* start *

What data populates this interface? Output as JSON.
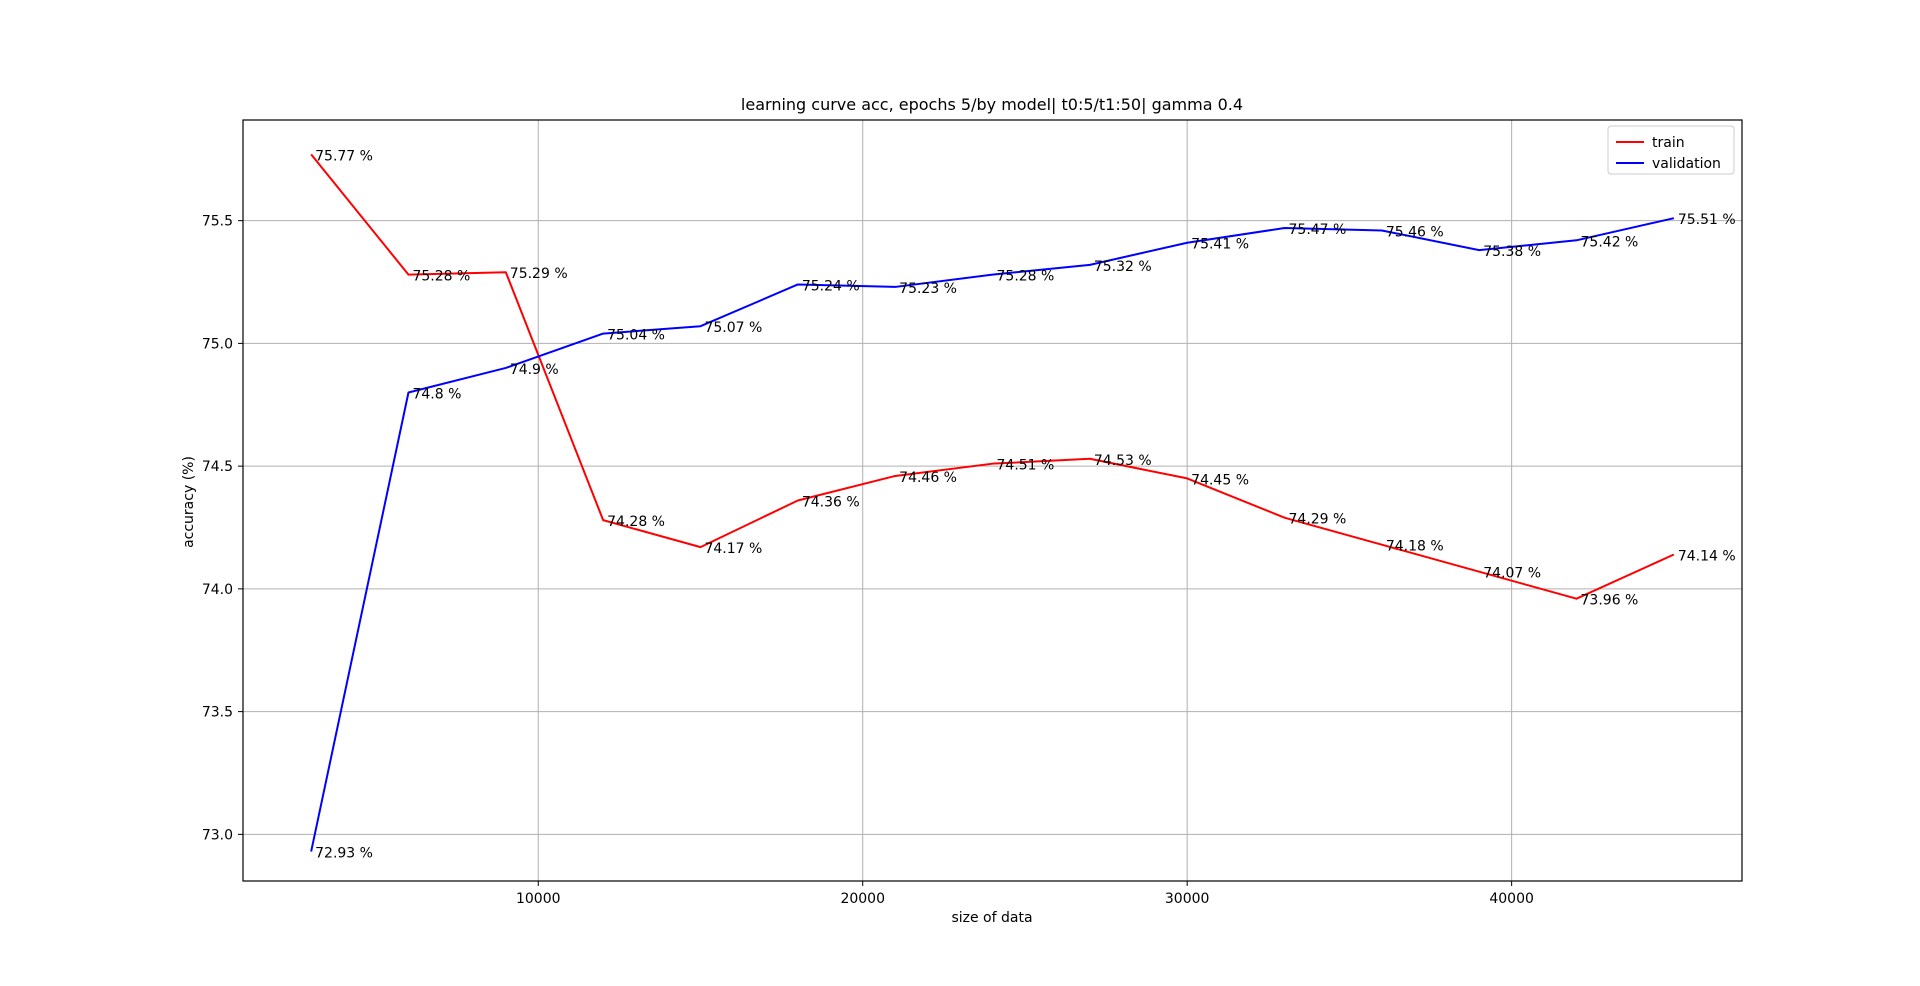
{
  "chart_data": {
    "type": "line",
    "title": "learning curve acc, epochs 5/by model| t0:5/t1:50| gamma 0.4",
    "xlabel": "size of data",
    "ylabel": "accuracy (%)",
    "x": [
      3000,
      6000,
      9000,
      12000,
      15000,
      18000,
      21000,
      24000,
      27000,
      30000,
      33000,
      36000,
      39000,
      42000,
      45000
    ],
    "xlim": [
      900,
      47100
    ],
    "ylim": [
      72.81,
      75.91
    ],
    "xticks": [
      10000,
      20000,
      30000,
      40000
    ],
    "yticks": [
      73.0,
      73.5,
      74.0,
      74.5,
      75.0,
      75.5
    ],
    "xtick_labels": [
      "10000",
      "20000",
      "30000",
      "40000"
    ],
    "ytick_labels": [
      "73.0",
      "73.5",
      "74.0",
      "74.5",
      "75.0",
      "75.5"
    ],
    "grid": true,
    "legend_position": "top-right",
    "series": [
      {
        "name": "train",
        "color": "#ff0000",
        "values": [
          75.77,
          75.28,
          75.29,
          74.28,
          74.17,
          74.36,
          74.46,
          74.51,
          74.53,
          74.45,
          74.29,
          74.18,
          74.07,
          73.96,
          74.14
        ],
        "labels": [
          "75.77 %",
          "75.28 %",
          "75.29 %",
          "74.28 %",
          "74.17 %",
          "74.36 %",
          "74.46 %",
          "74.51 %",
          "74.53 %",
          "74.45 %",
          "74.29 %",
          "74.18 %",
          "74.07 %",
          "73.96 %",
          "74.14 %"
        ]
      },
      {
        "name": "validation",
        "color": "#0000ff",
        "values": [
          72.93,
          74.8,
          74.9,
          75.04,
          75.07,
          75.24,
          75.23,
          75.28,
          75.32,
          75.41,
          75.47,
          75.46,
          75.38,
          75.42,
          75.51
        ],
        "labels": [
          "72.93 %",
          "74.8 %",
          "74.9 %",
          "75.04 %",
          "75.07 %",
          "75.24 %",
          "75.23 %",
          "75.28 %",
          "75.32 %",
          "75.41 %",
          "75.47 %",
          "75.46 %",
          "75.38 %",
          "75.42 %",
          "75.51 %"
        ]
      }
    ]
  }
}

* end *

THE EXERCISE: The material above must be printed exactly, with its pictures left out.

CORRECT RESULT:
What data populates this interface? Output as JSON.
{
  "chart_data": {
    "type": "line",
    "title": "learning curve acc, epochs 5/by model| t0:5/t1:50| gamma 0.4",
    "xlabel": "size of data",
    "ylabel": "accuracy (%)",
    "x": [
      3000,
      6000,
      9000,
      12000,
      15000,
      18000,
      21000,
      24000,
      27000,
      30000,
      33000,
      36000,
      39000,
      42000,
      45000
    ],
    "xlim": [
      900,
      47100
    ],
    "ylim": [
      72.81,
      75.91
    ],
    "xticks": [
      10000,
      20000,
      30000,
      40000
    ],
    "yticks": [
      73.0,
      73.5,
      74.0,
      74.5,
      75.0,
      75.5
    ],
    "xtick_labels": [
      "10000",
      "20000",
      "30000",
      "40000"
    ],
    "ytick_labels": [
      "73.0",
      "73.5",
      "74.0",
      "74.5",
      "75.0",
      "75.5"
    ],
    "grid": true,
    "legend_position": "top-right",
    "series": [
      {
        "name": "train",
        "color": "#ff0000",
        "values": [
          75.77,
          75.28,
          75.29,
          74.28,
          74.17,
          74.36,
          74.46,
          74.51,
          74.53,
          74.45,
          74.29,
          74.18,
          74.07,
          73.96,
          74.14
        ],
        "labels": [
          "75.77 %",
          "75.28 %",
          "75.29 %",
          "74.28 %",
          "74.17 %",
          "74.36 %",
          "74.46 %",
          "74.51 %",
          "74.53 %",
          "74.45 %",
          "74.29 %",
          "74.18 %",
          "74.07 %",
          "73.96 %",
          "74.14 %"
        ]
      },
      {
        "name": "validation",
        "color": "#0000ff",
        "values": [
          72.93,
          74.8,
          74.9,
          75.04,
          75.07,
          75.24,
          75.23,
          75.28,
          75.32,
          75.41,
          75.47,
          75.46,
          75.38,
          75.42,
          75.51
        ],
        "labels": [
          "72.93 %",
          "74.8 %",
          "74.9 %",
          "75.04 %",
          "75.07 %",
          "75.24 %",
          "75.23 %",
          "75.28 %",
          "75.32 %",
          "75.41 %",
          "75.47 %",
          "75.46 %",
          "75.38 %",
          "75.42 %",
          "75.51 %"
        ]
      }
    ]
  }
}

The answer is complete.